From the entries below, copy every line that holds the word "content".

─── INPUT FOR THIS TASK

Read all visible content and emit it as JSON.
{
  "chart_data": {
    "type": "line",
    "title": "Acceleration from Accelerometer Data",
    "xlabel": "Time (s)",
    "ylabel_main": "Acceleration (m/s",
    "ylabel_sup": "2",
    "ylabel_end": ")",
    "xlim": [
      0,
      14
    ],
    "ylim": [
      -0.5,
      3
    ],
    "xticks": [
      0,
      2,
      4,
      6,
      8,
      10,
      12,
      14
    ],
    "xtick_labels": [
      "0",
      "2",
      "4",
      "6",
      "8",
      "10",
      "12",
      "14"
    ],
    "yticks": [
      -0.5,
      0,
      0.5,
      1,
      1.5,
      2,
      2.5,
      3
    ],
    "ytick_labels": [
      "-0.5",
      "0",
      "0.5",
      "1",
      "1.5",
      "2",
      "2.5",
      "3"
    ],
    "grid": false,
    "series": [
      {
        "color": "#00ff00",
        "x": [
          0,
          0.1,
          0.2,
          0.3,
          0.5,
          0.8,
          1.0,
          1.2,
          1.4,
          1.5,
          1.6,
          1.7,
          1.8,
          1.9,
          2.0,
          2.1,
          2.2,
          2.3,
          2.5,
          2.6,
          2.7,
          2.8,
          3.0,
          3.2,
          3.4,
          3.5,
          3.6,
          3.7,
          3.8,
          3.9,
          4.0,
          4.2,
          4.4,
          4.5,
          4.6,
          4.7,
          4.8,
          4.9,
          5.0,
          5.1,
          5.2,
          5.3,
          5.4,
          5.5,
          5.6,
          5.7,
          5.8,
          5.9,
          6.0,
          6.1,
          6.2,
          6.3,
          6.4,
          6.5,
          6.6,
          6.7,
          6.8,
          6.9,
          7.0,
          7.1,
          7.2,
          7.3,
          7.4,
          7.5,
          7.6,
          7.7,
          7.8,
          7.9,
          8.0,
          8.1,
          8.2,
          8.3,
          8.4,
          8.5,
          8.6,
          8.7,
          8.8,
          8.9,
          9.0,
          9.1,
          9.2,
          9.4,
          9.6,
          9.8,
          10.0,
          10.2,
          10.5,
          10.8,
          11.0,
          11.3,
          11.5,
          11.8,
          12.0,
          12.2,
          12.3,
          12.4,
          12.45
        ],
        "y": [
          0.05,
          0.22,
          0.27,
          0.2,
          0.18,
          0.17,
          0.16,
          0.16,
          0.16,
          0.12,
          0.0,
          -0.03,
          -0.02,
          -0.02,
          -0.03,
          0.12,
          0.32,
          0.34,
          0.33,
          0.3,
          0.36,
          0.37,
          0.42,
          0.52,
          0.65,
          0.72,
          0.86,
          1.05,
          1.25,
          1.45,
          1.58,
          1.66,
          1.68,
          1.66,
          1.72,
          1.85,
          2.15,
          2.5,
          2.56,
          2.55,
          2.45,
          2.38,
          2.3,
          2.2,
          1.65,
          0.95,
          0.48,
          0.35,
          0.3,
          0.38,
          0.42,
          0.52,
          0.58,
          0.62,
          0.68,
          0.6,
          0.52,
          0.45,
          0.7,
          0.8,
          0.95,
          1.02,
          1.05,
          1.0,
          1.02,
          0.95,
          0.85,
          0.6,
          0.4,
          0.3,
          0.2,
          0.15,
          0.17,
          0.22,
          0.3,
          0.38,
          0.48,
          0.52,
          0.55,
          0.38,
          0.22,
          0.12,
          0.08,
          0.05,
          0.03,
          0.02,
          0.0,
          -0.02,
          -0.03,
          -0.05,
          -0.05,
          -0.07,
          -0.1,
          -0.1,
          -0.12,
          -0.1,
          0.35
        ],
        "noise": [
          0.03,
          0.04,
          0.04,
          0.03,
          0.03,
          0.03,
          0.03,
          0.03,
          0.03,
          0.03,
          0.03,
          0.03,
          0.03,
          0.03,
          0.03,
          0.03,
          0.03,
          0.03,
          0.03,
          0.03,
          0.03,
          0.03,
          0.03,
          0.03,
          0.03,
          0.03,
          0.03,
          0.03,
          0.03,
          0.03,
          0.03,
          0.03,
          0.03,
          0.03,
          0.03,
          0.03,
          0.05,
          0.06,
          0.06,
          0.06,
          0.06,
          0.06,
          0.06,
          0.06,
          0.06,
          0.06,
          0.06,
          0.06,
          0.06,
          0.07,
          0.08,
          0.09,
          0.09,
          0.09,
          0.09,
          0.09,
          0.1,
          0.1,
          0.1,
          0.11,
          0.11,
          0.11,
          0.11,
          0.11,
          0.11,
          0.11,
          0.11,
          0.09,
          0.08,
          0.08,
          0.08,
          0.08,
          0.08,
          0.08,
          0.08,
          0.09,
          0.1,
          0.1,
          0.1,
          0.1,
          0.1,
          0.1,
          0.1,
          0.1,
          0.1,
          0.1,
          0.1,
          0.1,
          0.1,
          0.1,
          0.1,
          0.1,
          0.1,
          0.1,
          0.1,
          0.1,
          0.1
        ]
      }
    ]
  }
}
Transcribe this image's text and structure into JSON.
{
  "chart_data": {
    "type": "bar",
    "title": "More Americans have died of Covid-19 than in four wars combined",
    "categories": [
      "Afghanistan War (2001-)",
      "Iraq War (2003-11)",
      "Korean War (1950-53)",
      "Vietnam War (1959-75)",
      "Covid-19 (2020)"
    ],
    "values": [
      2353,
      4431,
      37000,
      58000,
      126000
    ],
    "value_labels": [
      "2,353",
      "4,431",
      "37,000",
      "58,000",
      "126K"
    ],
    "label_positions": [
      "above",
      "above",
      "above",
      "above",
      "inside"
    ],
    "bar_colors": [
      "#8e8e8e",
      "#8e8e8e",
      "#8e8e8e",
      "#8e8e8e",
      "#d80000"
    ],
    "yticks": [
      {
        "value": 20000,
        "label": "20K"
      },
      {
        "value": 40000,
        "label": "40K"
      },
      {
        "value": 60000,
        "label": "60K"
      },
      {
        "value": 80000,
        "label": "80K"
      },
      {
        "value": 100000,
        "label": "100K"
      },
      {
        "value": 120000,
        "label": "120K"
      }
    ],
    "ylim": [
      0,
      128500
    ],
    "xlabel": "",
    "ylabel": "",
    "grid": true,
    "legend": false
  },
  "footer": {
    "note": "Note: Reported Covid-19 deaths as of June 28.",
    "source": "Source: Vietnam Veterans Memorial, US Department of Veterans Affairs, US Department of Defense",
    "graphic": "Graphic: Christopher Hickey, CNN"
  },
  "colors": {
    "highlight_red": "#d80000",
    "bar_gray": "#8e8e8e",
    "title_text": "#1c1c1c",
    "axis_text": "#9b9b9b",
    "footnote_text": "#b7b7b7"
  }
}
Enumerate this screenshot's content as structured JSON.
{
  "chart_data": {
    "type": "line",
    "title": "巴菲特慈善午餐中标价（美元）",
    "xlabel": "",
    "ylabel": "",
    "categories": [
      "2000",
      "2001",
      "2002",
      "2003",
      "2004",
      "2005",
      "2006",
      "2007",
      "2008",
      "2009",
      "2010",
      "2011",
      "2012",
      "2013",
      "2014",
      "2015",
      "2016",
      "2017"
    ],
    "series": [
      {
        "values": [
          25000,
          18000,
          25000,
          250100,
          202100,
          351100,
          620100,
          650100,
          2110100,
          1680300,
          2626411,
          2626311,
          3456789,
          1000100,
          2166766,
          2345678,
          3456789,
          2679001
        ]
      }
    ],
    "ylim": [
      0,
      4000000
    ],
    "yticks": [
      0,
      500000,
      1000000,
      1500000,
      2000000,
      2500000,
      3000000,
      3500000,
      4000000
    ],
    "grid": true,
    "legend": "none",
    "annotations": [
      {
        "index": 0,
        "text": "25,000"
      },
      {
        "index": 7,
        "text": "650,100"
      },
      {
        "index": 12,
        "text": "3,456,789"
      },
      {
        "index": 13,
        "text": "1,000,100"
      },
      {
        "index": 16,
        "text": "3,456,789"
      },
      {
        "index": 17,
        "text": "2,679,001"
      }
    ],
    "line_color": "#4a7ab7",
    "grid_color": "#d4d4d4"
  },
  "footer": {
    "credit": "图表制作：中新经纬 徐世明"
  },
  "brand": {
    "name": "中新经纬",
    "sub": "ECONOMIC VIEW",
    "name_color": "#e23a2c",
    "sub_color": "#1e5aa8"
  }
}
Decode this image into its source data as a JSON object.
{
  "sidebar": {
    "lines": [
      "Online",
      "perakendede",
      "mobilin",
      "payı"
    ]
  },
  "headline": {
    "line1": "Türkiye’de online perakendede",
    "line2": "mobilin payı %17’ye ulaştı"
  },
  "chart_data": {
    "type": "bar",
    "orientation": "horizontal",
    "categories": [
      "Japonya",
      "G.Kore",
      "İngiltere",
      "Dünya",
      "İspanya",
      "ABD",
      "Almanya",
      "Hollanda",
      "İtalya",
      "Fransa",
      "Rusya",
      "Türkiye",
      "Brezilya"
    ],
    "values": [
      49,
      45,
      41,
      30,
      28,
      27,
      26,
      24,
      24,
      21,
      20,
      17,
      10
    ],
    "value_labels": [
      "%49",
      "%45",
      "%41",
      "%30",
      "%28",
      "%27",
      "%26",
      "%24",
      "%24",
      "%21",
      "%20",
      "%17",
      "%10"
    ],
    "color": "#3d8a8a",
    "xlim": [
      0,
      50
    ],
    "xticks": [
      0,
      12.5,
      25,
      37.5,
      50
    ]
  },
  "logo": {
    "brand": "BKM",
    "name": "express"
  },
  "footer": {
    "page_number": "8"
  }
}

──────

--- EXERCISE RESULT ---
Read all visible content and emit it as JSON.
Enumerate this screenshot's content as structured JSON.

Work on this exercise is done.